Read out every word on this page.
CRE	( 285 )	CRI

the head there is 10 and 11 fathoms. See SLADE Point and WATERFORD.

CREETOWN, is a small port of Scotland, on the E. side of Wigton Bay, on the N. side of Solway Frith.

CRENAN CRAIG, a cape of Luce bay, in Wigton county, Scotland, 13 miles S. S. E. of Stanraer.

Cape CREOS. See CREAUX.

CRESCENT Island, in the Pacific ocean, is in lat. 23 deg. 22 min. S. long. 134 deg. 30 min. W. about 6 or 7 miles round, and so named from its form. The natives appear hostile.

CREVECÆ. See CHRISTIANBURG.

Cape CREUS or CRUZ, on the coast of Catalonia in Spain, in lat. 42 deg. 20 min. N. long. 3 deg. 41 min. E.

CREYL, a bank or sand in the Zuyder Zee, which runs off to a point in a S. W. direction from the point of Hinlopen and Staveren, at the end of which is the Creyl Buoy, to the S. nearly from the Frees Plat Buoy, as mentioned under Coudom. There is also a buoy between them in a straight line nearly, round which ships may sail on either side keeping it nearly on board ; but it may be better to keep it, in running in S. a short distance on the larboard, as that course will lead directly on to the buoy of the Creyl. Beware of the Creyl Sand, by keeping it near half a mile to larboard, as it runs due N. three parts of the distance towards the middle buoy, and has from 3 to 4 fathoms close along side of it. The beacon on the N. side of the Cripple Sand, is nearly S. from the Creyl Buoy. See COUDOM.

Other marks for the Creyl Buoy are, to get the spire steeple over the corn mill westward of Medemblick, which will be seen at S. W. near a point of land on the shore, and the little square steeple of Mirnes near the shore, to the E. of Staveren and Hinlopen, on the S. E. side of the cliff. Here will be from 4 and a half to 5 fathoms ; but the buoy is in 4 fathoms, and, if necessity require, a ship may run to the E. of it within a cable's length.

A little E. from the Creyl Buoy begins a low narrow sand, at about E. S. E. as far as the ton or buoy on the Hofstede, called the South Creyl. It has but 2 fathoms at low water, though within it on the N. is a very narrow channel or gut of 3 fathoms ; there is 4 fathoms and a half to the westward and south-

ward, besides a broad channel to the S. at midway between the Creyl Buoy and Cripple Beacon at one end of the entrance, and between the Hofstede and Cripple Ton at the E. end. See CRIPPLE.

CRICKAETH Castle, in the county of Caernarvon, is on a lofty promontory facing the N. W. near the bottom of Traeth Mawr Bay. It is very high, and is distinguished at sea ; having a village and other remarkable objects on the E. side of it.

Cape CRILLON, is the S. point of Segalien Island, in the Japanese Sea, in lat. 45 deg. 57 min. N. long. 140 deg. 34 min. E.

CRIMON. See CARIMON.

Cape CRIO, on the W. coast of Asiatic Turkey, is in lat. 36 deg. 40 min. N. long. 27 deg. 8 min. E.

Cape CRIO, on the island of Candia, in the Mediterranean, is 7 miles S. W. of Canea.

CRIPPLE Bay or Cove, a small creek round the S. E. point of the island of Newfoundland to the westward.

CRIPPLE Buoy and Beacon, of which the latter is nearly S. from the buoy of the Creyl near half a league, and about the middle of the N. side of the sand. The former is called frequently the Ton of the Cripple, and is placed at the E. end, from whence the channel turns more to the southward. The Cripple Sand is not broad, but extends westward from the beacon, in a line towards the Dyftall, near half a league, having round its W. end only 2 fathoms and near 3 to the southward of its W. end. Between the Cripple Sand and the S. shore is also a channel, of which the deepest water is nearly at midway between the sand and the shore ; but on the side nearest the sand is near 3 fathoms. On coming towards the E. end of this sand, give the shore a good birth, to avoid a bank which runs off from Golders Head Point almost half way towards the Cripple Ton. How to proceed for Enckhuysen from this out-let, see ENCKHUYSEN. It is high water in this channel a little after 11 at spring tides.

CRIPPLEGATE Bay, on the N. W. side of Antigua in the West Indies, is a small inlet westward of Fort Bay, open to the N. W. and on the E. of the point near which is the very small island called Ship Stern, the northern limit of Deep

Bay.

---

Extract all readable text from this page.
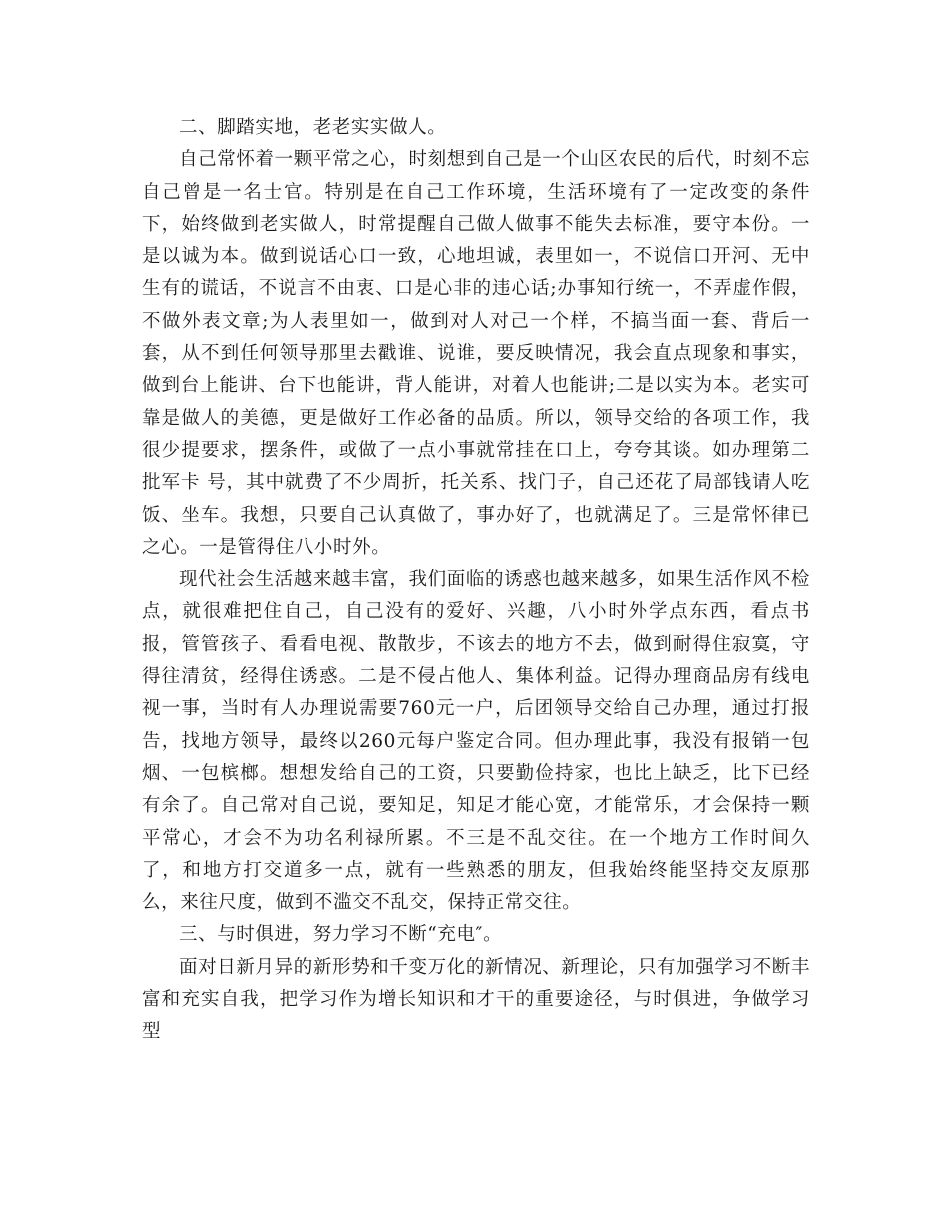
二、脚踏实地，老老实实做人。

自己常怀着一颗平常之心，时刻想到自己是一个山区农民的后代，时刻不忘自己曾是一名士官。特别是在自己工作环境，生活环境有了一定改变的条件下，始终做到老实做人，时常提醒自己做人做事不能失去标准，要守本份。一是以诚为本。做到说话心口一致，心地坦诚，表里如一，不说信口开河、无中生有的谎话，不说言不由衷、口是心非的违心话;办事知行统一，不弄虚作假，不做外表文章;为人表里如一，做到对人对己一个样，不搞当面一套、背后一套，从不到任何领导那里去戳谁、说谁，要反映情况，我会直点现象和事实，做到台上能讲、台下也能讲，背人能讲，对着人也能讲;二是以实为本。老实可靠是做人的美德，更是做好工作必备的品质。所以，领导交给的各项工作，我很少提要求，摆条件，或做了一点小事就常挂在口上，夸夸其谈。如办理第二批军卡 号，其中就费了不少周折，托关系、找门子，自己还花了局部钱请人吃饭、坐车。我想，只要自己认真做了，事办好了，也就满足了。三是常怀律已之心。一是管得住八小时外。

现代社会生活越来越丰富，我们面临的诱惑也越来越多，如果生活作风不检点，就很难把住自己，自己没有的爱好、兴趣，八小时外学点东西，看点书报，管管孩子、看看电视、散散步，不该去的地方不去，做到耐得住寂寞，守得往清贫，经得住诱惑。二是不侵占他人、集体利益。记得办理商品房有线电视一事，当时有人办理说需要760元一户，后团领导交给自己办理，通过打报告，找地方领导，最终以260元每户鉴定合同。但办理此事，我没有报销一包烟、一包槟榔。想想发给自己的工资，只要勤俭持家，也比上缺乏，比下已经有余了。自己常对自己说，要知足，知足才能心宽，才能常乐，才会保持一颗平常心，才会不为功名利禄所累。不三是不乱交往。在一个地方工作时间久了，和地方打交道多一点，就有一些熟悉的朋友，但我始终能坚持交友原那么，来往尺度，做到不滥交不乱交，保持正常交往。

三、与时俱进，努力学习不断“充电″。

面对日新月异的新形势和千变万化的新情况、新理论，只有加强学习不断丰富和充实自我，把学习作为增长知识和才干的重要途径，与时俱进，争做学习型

## Task to carry out
Return all lines with the word "Hofstede" in them.

## Exercise answer
A little E. from the Creyl Buoy begins a low narrow sand, at about E. S. E. as far as the ton or buoy on the Hofstede, called the South Creyl. It has but 2 fathoms at low water, though within it on the N. is a very narrow channel or gut of 3 fathoms ; there is 4 fathoms and a half to the westward and south-
ward, besides a broad channel to the S. at midway between the Creyl Buoy and Cripple Beacon at one end of the entrance, and between the Hofstede and Cripple Ton at the E. end. See CRIPPLE.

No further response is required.